__Dataset records__.
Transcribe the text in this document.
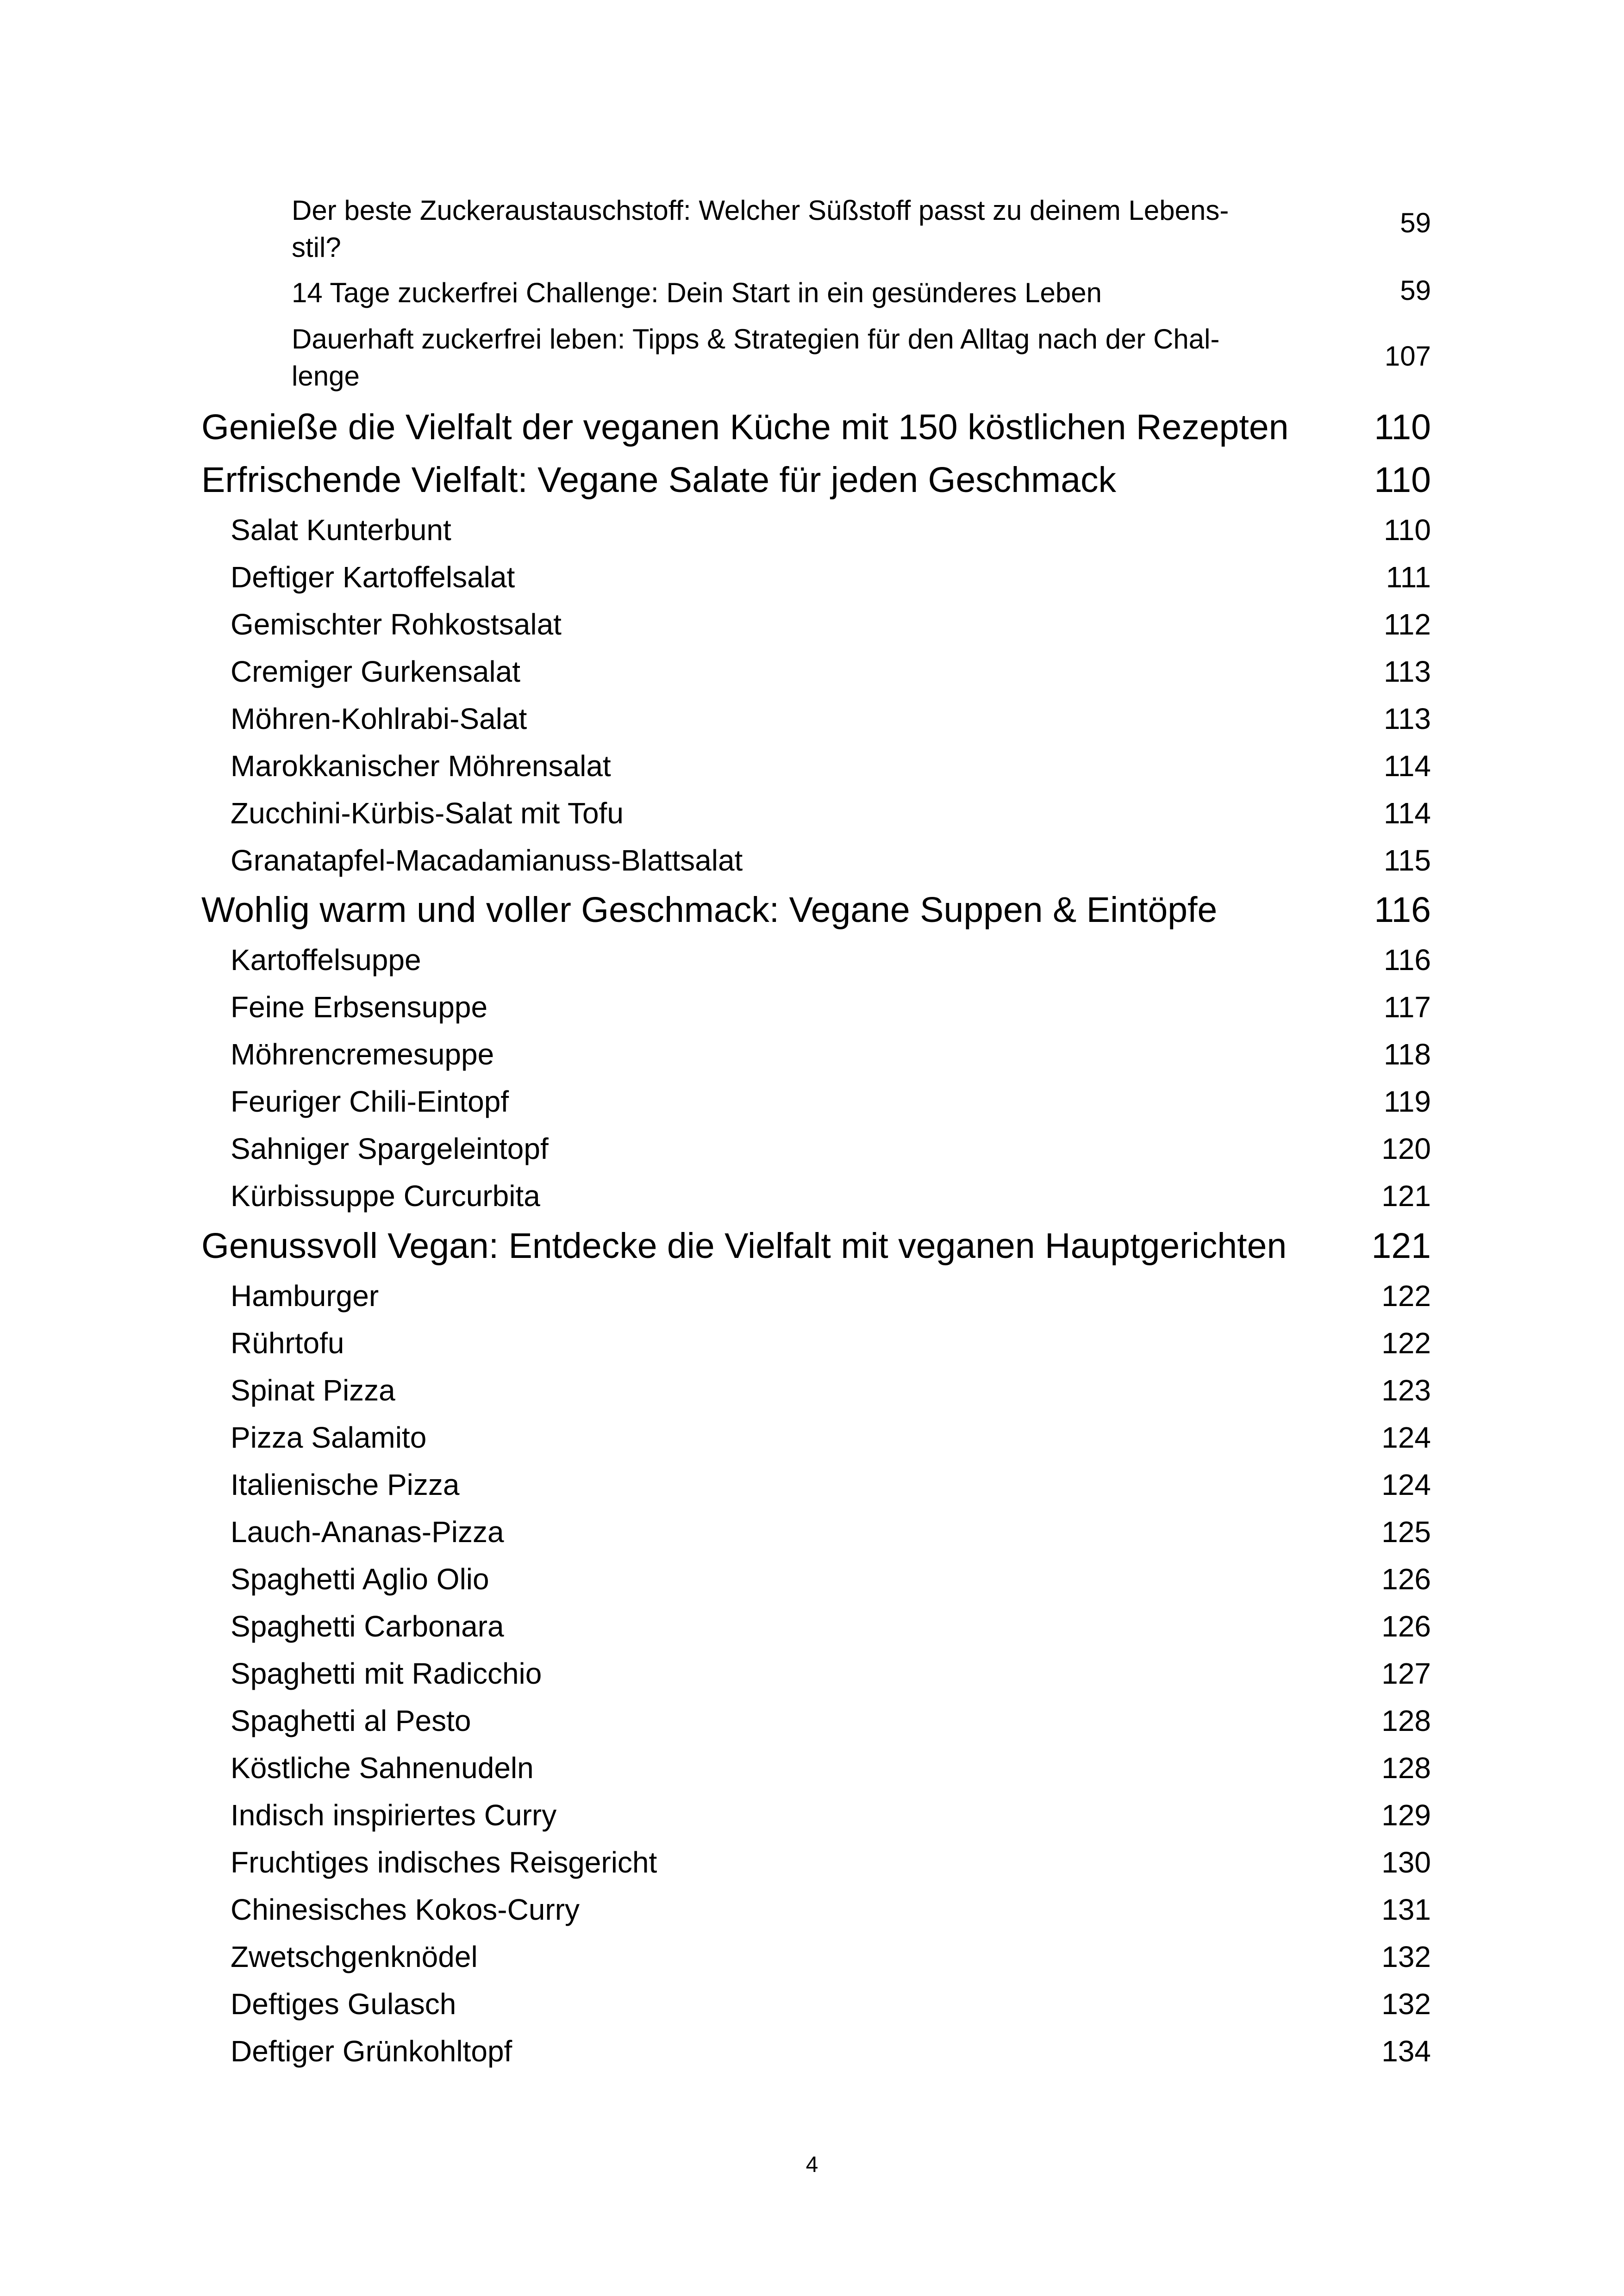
Der beste Zuckeraustauschstoff: Welcher Süßstoff passt zu deinem Lebens-
stil?
59
14 Tage zuckerfrei Challenge: Dein Start in ein gesünderes Leben	59
Dauerhaft zuckerfrei leben: Tipps & Strategien für den Alltag nach der Chal-
lenge
107
Genieße die Vielfalt der veganen Küche mit 150 köstlichen Rezepten 110
Erfrischende Vielfalt: Vegane Salate für jeden Geschmack	110
Salat Kunterbunt	110
Deftiger Kartoffelsalat	111
Gemischter Rohkostsalat	112
Cremiger Gurkensalat	113
Möhren-Kohlrabi-Salat	113
Marokkanischer Möhrensalat	114
Zucchini-Kürbis-Salat mit Tofu	114
Granatapfel-Macadamianuss-Blattsalat	115
Wohlig warm und voller Geschmack: Vegane Suppen & Eintöpfe	116
Kartoffelsuppe	116
Feine Erbsensuppe	117
Möhrencremesuppe	118
Feuriger Chili-Eintopf	119
Sahniger Spargeleintopf	120
Kürbissuppe Curcurbita	121
Genussvoll Vegan: Entdecke die Vielfalt mit veganen Hauptgerichten 121
Hamburger	122
Rührtofu	122
Spinat Pizza	123
Pizza Salamito	124
Italienische Pizza	124
Lauch-Ananas-Pizza	125
Spaghetti Aglio Olio	126
Spaghetti Carbonara	126
Spaghetti mit Radicchio	127
Spaghetti al Pesto	128
Köstliche Sahnenudeln	128
Indisch inspiriertes Curry	129
Fruchtiges indisches Reisgericht	130
Chinesisches Kokos-Curry	131
Zwetschgenknödel	132
Deftiges Gulasch	132
Deftiger Grünkohltopf	134
4
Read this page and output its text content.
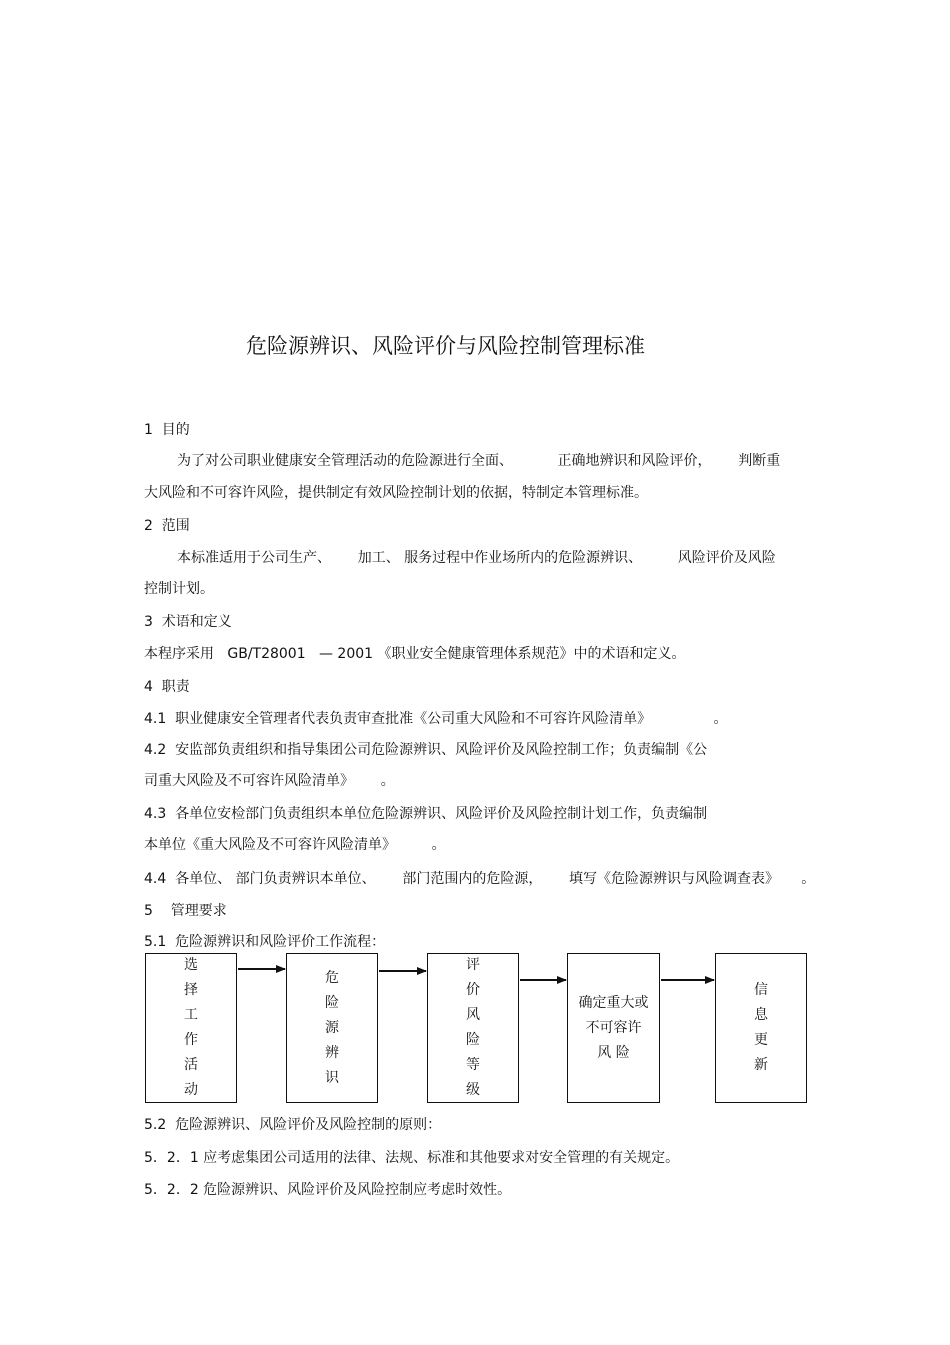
危险源辨识、风险评价与风险控制管理标准
1  目的
为了对公司职业健康安全管理活动的危险源进行全面、          正确地辨识和风险评价，      判断重
大风险和不可容许风险，提供制定有效风险控制计划的依据，特制定本管理标准。
2  范围
本标准适用于公司生产、      加工、 服务过程中作业场所内的危险源辨识、        风险评价及风险
控制计划。
3  术语和定义
本程序采用   GB/T28001   — 2001 《职业安全健康管理体系规范》中的术语和定义。
4  职责
4.1  职业健康安全管理者代表负责审查批准《公司重大风险和不可容许风险清单》              。
4.2  安监部负责组织和指导集团公司危险源辨识、风险评价及风险控制工作；负责编制《公
司重大风险及不可容许风险清单》      。
4.3  各单位安检部门负责组织本单位危险源辨识、风险评价及风险控制计划工作，负责编制
本单位《重大风险及不可容许风险清单》        。
4.4  各单位、 部门负责辨识本单位、      部门范围内的危险源，      填写《危险源辨识与风险调查表》     。
5    管理要求
5.1  危险源辨识和风险评价工作流程：
选
择
工
作
活
动
危
险
源
辨
识
评
价
风
险
等
级
确定重大或
不可容许
风 险
信
息
更
新
5.2  危险源辨识、风险评价及风险控制的原则：
5．2．1 应考虑集团公司适用的法律、法规、标准和其他要求对安全管理的有关规定。
5．2．2 危险源辨识、风险评价及风险控制应考虑时效性。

__Task__. Everything from the line containing "Read this page and output its text content." through the last line of the entries is to be output exactly as written, minus any pictures.

__Output for this exercise__.
Read this page and output its text content.
危险源辨识、风险评价与风险控制管理标准
1  目的
为了对公司职业健康安全管理活动的危险源进行全面、          正确地辨识和风险评价，      判断重
大风险和不可容许风险，提供制定有效风险控制计划的依据，特制定本管理标准。
2  范围
本标准适用于公司生产、      加工、 服务过程中作业场所内的危险源辨识、        风险评价及风险
控制计划。
3  术语和定义
本程序采用   GB/T28001   — 2001 《职业安全健康管理体系规范》中的术语和定义。
4  职责
4.1  职业健康安全管理者代表负责审查批准《公司重大风险和不可容许风险清单》              。
4.2  安监部负责组织和指导集团公司危险源辨识、风险评价及风险控制工作；负责编制《公
司重大风险及不可容许风险清单》      。
4.3  各单位安检部门负责组织本单位危险源辨识、风险评价及风险控制计划工作，负责编制
本单位《重大风险及不可容许风险清单》        。
4.4  各单位、 部门负责辨识本单位、      部门范围内的危险源，      填写《危险源辨识与风险调查表》     。
5    管理要求
5.1  危险源辨识和风险评价工作流程：
选
择
工
作
活
动
危
险
源
辨
识
评
价
风
险
等
级
确定重大或
不可容许
风 险
信
息
更
新
5.2  危险源辨识、风险评价及风险控制的原则：
5．2．1 应考虑集团公司适用的法律、法规、标准和其他要求对安全管理的有关规定。
5．2．2 危险源辨识、风险评价及风险控制应考虑时效性。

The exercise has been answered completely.